▶ **YOUR INSTRUCTIONS**: All of the material below is to be restated word for word, apart from the pictures.

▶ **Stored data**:
:::
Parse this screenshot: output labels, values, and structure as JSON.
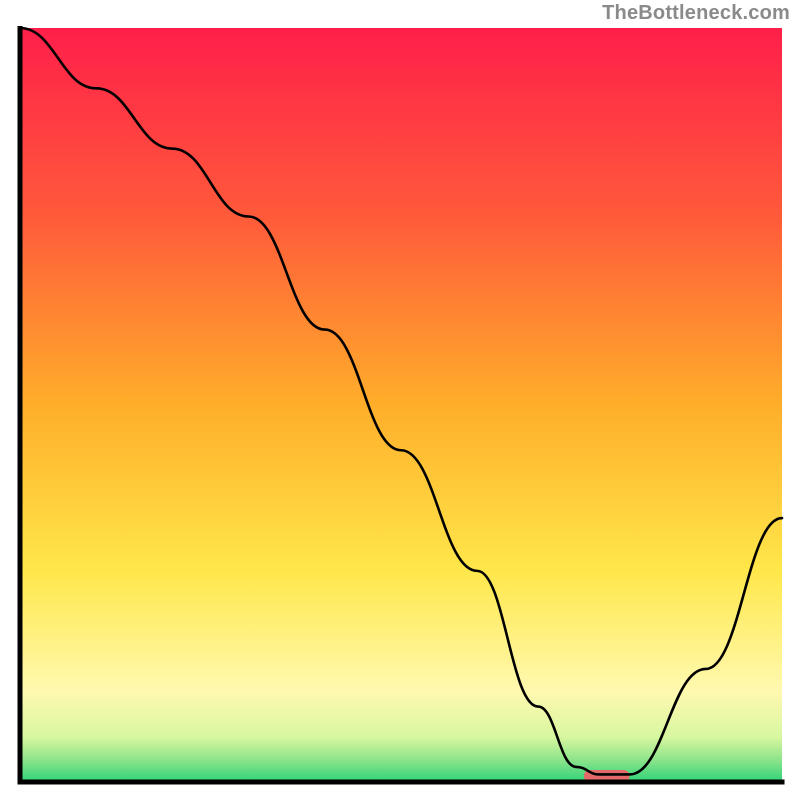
{
  "watermark": "TheBottleneck.com",
  "chart_data": {
    "type": "line",
    "title": "",
    "xlabel": "",
    "ylabel": "",
    "xlim": [
      0,
      100
    ],
    "ylim": [
      0,
      100
    ],
    "grid": false,
    "legend": false,
    "series": [
      {
        "name": "curve",
        "x": [
          0,
          10,
          20,
          30,
          40,
          50,
          60,
          68,
          73,
          76,
          80,
          90,
          100
        ],
        "y": [
          100,
          92,
          84,
          75,
          60,
          44,
          28,
          10,
          2,
          1,
          1,
          15,
          35
        ]
      }
    ],
    "marker": {
      "x_start": 74,
      "x_end": 80,
      "y": 0.8,
      "color": "#e46a6a"
    },
    "background_gradient": {
      "stops": [
        {
          "offset": 0,
          "color": "#ff1f4a"
        },
        {
          "offset": 25,
          "color": "#ff5a3a"
        },
        {
          "offset": 50,
          "color": "#ffae2a"
        },
        {
          "offset": 72,
          "color": "#ffe74a"
        },
        {
          "offset": 88,
          "color": "#fff9b0"
        },
        {
          "offset": 94,
          "color": "#d8f7a0"
        },
        {
          "offset": 97,
          "color": "#8ee48a"
        },
        {
          "offset": 100,
          "color": "#2fd37a"
        }
      ]
    },
    "axis_color": "#000000",
    "line_color": "#000000"
  }
}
:::
▶ **EXPECTED ANSWER**:
Parse this screenshot: output labels, values, and structure as JSON.
{
  "watermark": "TheBottleneck.com",
  "chart_data": {
    "type": "line",
    "title": "",
    "xlabel": "",
    "ylabel": "",
    "xlim": [
      0,
      100
    ],
    "ylim": [
      0,
      100
    ],
    "grid": false,
    "legend": false,
    "series": [
      {
        "name": "curve",
        "x": [
          0,
          10,
          20,
          30,
          40,
          50,
          60,
          68,
          73,
          76,
          80,
          90,
          100
        ],
        "y": [
          100,
          92,
          84,
          75,
          60,
          44,
          28,
          10,
          2,
          1,
          1,
          15,
          35
        ]
      }
    ],
    "marker": {
      "x_start": 74,
      "x_end": 80,
      "y": 0.8,
      "color": "#e46a6a"
    },
    "background_gradient": {
      "stops": [
        {
          "offset": 0,
          "color": "#ff1f4a"
        },
        {
          "offset": 25,
          "color": "#ff5a3a"
        },
        {
          "offset": 50,
          "color": "#ffae2a"
        },
        {
          "offset": 72,
          "color": "#ffe74a"
        },
        {
          "offset": 88,
          "color": "#fff9b0"
        },
        {
          "offset": 94,
          "color": "#d8f7a0"
        },
        {
          "offset": 97,
          "color": "#8ee48a"
        },
        {
          "offset": 100,
          "color": "#2fd37a"
        }
      ]
    },
    "axis_color": "#000000",
    "line_color": "#000000"
  }
}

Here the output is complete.